-- What needs to be done --
Reply with one number only: the count of lines below that contain the word "title".
----------
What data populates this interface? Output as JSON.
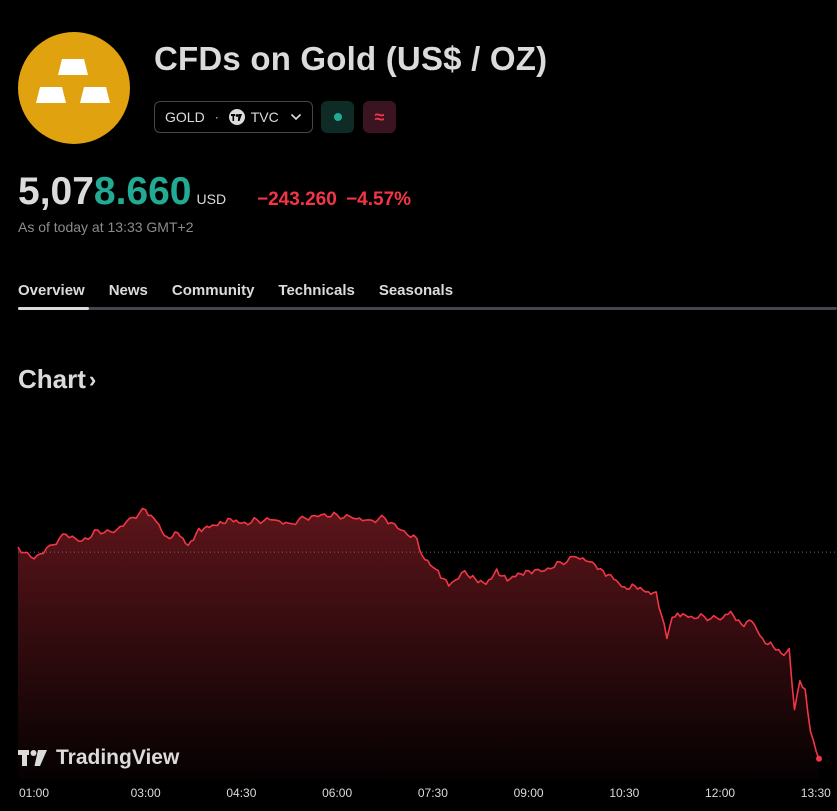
{
  "header": {
    "title": "CFDs on Gold (US$ / OZ)",
    "symbol": "GOLD",
    "separator": "·",
    "exchange": "TVC",
    "delay_glyph": "≈",
    "icons": {
      "logo": "gold-bars-icon",
      "exchange": "tradingview-icon",
      "dropdown": "chevron-down-icon"
    },
    "colors": {
      "logo_bg": "#e0a20f",
      "up": "#22ab94",
      "down": "#f23645"
    }
  },
  "quote": {
    "price_head": "5,07",
    "price_tail": "8.660",
    "currency": "USD",
    "change": "−243.260",
    "change_pct": "−4.57%",
    "as_of": "As of today at 13:33 GMT+2"
  },
  "tabs": [
    "Overview",
    "News",
    "Community",
    "Technicals",
    "Seasonals"
  ],
  "active_tab": "Overview",
  "chart_section": {
    "heading": "Chart",
    "arrow": "›",
    "brand": "TradingView"
  },
  "chart_data": {
    "type": "area",
    "title": "",
    "xlabel": "",
    "ylabel": "",
    "x_ticks": [
      "01:00",
      "03:00",
      "04:30",
      "06:00",
      "07:30",
      "09:00",
      "10:30",
      "12:00",
      "13:30"
    ],
    "xlim": [
      "01:00",
      "13:33"
    ],
    "ylim": [
      5060,
      5400
    ],
    "previous_close": 5321.92,
    "grid": false,
    "series": [
      {
        "color": "#f23645",
        "x": [
          "01:00",
          "01:15",
          "01:30",
          "01:45",
          "02:00",
          "02:15",
          "02:30",
          "02:45",
          "03:00",
          "03:10",
          "03:20",
          "03:30",
          "03:40",
          "03:50",
          "04:00",
          "04:10",
          "04:20",
          "04:30",
          "04:45",
          "05:00",
          "05:15",
          "05:30",
          "05:45",
          "06:00",
          "06:15",
          "06:30",
          "06:45",
          "07:00",
          "07:15",
          "07:20",
          "07:30",
          "07:35",
          "07:45",
          "08:00",
          "08:10",
          "08:20",
          "08:30",
          "08:40",
          "08:50",
          "09:00",
          "09:15",
          "09:30",
          "09:45",
          "10:00",
          "10:10",
          "10:20",
          "10:30",
          "10:40",
          "10:50",
          "11:00",
          "11:10",
          "11:15",
          "11:20",
          "11:30",
          "11:45",
          "12:00",
          "12:10",
          "12:20",
          "12:30",
          "12:40",
          "12:50",
          "13:00",
          "13:05",
          "13:10",
          "13:15",
          "13:20",
          "13:25",
          "13:33"
        ],
        "values": [
          5328,
          5314,
          5330,
          5343,
          5335,
          5348,
          5345,
          5362,
          5372,
          5358,
          5340,
          5345,
          5330,
          5350,
          5351,
          5358,
          5361,
          5356,
          5360,
          5360,
          5356,
          5362,
          5366,
          5366,
          5362,
          5360,
          5362,
          5348,
          5338,
          5318,
          5304,
          5300,
          5282,
          5300,
          5290,
          5284,
          5302,
          5288,
          5297,
          5300,
          5300,
          5310,
          5316,
          5310,
          5300,
          5290,
          5281,
          5282,
          5275,
          5275,
          5220,
          5245,
          5250,
          5245,
          5246,
          5242,
          5252,
          5237,
          5240,
          5220,
          5210,
          5200,
          5208,
          5136,
          5170,
          5160,
          5110,
          5078
        ]
      }
    ]
  }
}
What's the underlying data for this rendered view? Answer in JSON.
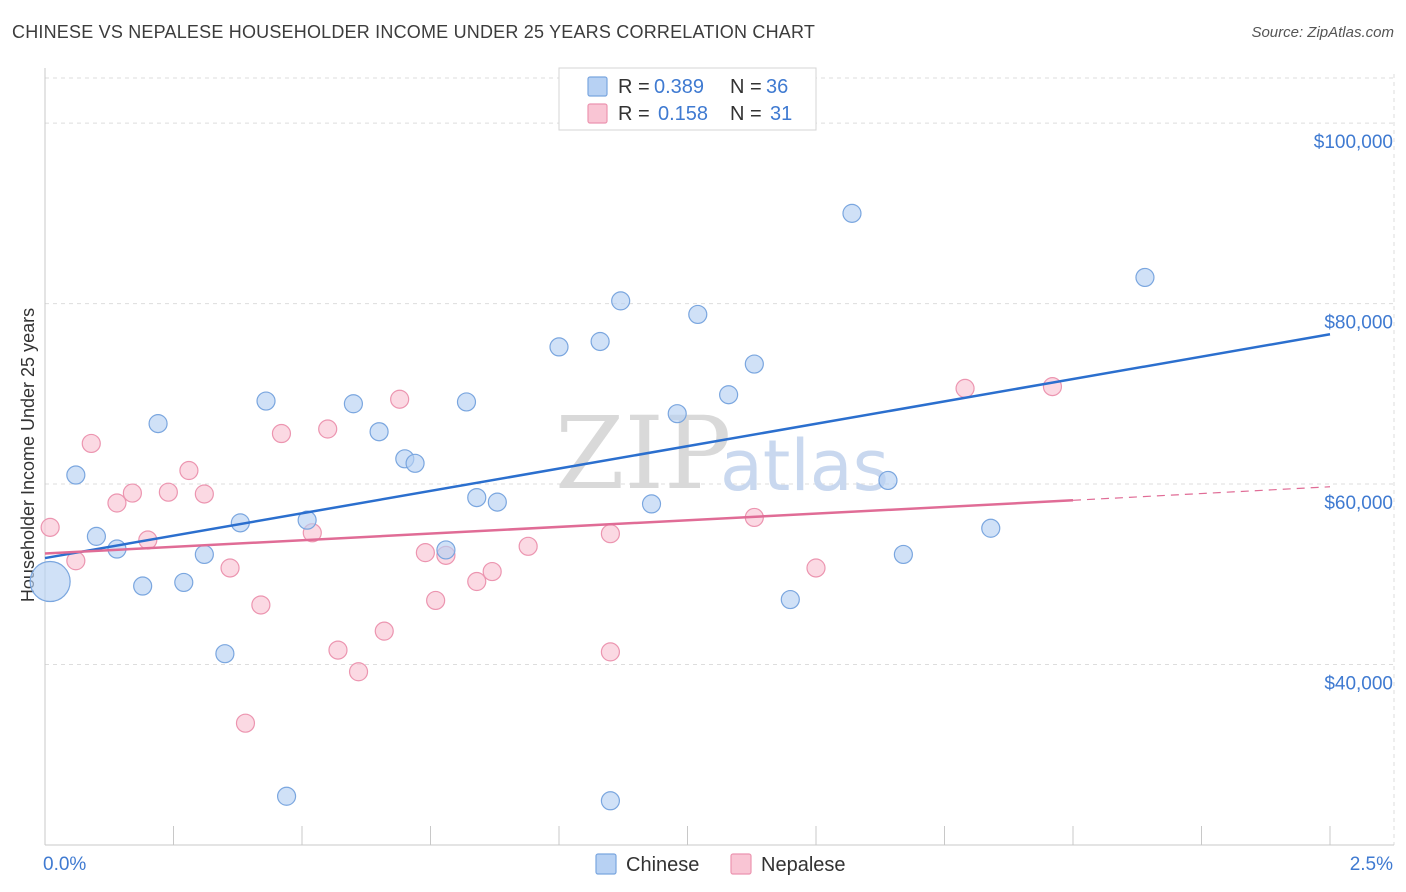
{
  "title": "CHINESE VS NEPALESE HOUSEHOLDER INCOME UNDER 25 YEARS CORRELATION CHART",
  "source": "Source: ZipAtlas.com",
  "watermark": {
    "part1": "ZIP",
    "part2": "atlas"
  },
  "colors": {
    "chinese_fill": "#b7d1f3",
    "chinese_stroke": "#7aa6df",
    "chinese_line": "#2b6fce",
    "nepalese_fill": "#f9c5d4",
    "nepalese_stroke": "#ec95b0",
    "nepalese_line": "#e06c96",
    "tick_text": "#3f7ad1",
    "grid": "#dddddd"
  },
  "legend": {
    "rows": [
      {
        "r_label": "R =",
        "r_value": "0.389",
        "n_label": "N =",
        "n_value": "36"
      },
      {
        "r_label": "R =",
        "r_value": "0.158",
        "n_label": "N =",
        "n_value": "31"
      }
    ]
  },
  "chart_data": {
    "type": "scatter",
    "title": "CHINESE VS NEPALESE HOUSEHOLDER INCOME UNDER 25 YEARS CORRELATION CHART",
    "xlabel": "",
    "ylabel": "Householder Income Under 25 years",
    "xlim": [
      0,
      2.5
    ],
    "ylim": [
      20000,
      105000
    ],
    "x_tick_labels": [
      "0.0%",
      "2.5%"
    ],
    "y_ticks": [
      40000,
      60000,
      80000,
      100000
    ],
    "y_tick_labels": [
      "$40,000",
      "$60,000",
      "$80,000",
      "$100,000"
    ],
    "grid": true,
    "legend_position": "top-center",
    "series": [
      {
        "name": "Chinese",
        "r": 0.389,
        "n": 36,
        "trend": {
          "x0": 0.0,
          "y0": 51800,
          "x1": 2.5,
          "y1": 76600
        },
        "points": [
          {
            "x": 0.01,
            "y": 49200,
            "big": true
          },
          {
            "x": 0.06,
            "y": 61000
          },
          {
            "x": 0.1,
            "y": 54200
          },
          {
            "x": 0.14,
            "y": 52800
          },
          {
            "x": 0.19,
            "y": 48700
          },
          {
            "x": 0.22,
            "y": 66700
          },
          {
            "x": 0.27,
            "y": 49100
          },
          {
            "x": 0.31,
            "y": 52200
          },
          {
            "x": 0.35,
            "y": 41200
          },
          {
            "x": 0.38,
            "y": 55700
          },
          {
            "x": 0.43,
            "y": 69200
          },
          {
            "x": 0.47,
            "y": 25400
          },
          {
            "x": 0.51,
            "y": 56000
          },
          {
            "x": 0.6,
            "y": 68900
          },
          {
            "x": 0.65,
            "y": 65800
          },
          {
            "x": 0.7,
            "y": 62800
          },
          {
            "x": 0.72,
            "y": 62300
          },
          {
            "x": 0.78,
            "y": 52700
          },
          {
            "x": 0.82,
            "y": 69100
          },
          {
            "x": 0.84,
            "y": 58500
          },
          {
            "x": 0.88,
            "y": 58000
          },
          {
            "x": 1.0,
            "y": 75200
          },
          {
            "x": 1.08,
            "y": 75800
          },
          {
            "x": 1.1,
            "y": 24900
          },
          {
            "x": 1.12,
            "y": 80300
          },
          {
            "x": 1.18,
            "y": 57800
          },
          {
            "x": 1.23,
            "y": 67800
          },
          {
            "x": 1.27,
            "y": 78800
          },
          {
            "x": 1.33,
            "y": 69900
          },
          {
            "x": 1.38,
            "y": 73300
          },
          {
            "x": 1.45,
            "y": 47200
          },
          {
            "x": 1.57,
            "y": 90000
          },
          {
            "x": 1.64,
            "y": 60400
          },
          {
            "x": 1.67,
            "y": 52200
          },
          {
            "x": 1.84,
            "y": 55100
          },
          {
            "x": 2.14,
            "y": 82900
          }
        ]
      },
      {
        "name": "Nepalese",
        "r": 0.158,
        "n": 31,
        "trend": {
          "x0": 0.0,
          "y0": 52300,
          "x1": 2.0,
          "y1": 58200
        },
        "trend_extension": {
          "x0": 2.0,
          "y0": 58200,
          "x1": 2.5,
          "y1": 59700
        },
        "points": [
          {
            "x": 0.01,
            "y": 55200
          },
          {
            "x": 0.06,
            "y": 51500
          },
          {
            "x": 0.09,
            "y": 64500
          },
          {
            "x": 0.14,
            "y": 57900
          },
          {
            "x": 0.17,
            "y": 59000
          },
          {
            "x": 0.2,
            "y": 53800
          },
          {
            "x": 0.24,
            "y": 59100
          },
          {
            "x": 0.28,
            "y": 61500
          },
          {
            "x": 0.31,
            "y": 58900
          },
          {
            "x": 0.36,
            "y": 50700
          },
          {
            "x": 0.39,
            "y": 33500
          },
          {
            "x": 0.42,
            "y": 46600
          },
          {
            "x": 0.46,
            "y": 65600
          },
          {
            "x": 0.52,
            "y": 54600
          },
          {
            "x": 0.55,
            "y": 66100
          },
          {
            "x": 0.57,
            "y": 41600
          },
          {
            "x": 0.61,
            "y": 39200
          },
          {
            "x": 0.66,
            "y": 43700
          },
          {
            "x": 0.69,
            "y": 69400
          },
          {
            "x": 0.74,
            "y": 52400
          },
          {
            "x": 0.76,
            "y": 47100
          },
          {
            "x": 0.78,
            "y": 52100
          },
          {
            "x": 0.84,
            "y": 49200
          },
          {
            "x": 0.87,
            "y": 50300
          },
          {
            "x": 0.94,
            "y": 53100
          },
          {
            "x": 1.1,
            "y": 54500
          },
          {
            "x": 1.1,
            "y": 41400
          },
          {
            "x": 1.38,
            "y": 56300
          },
          {
            "x": 1.5,
            "y": 50700
          },
          {
            "x": 1.79,
            "y": 70600
          },
          {
            "x": 1.96,
            "y": 70800
          }
        ]
      }
    ]
  }
}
----------
-- Task output --
4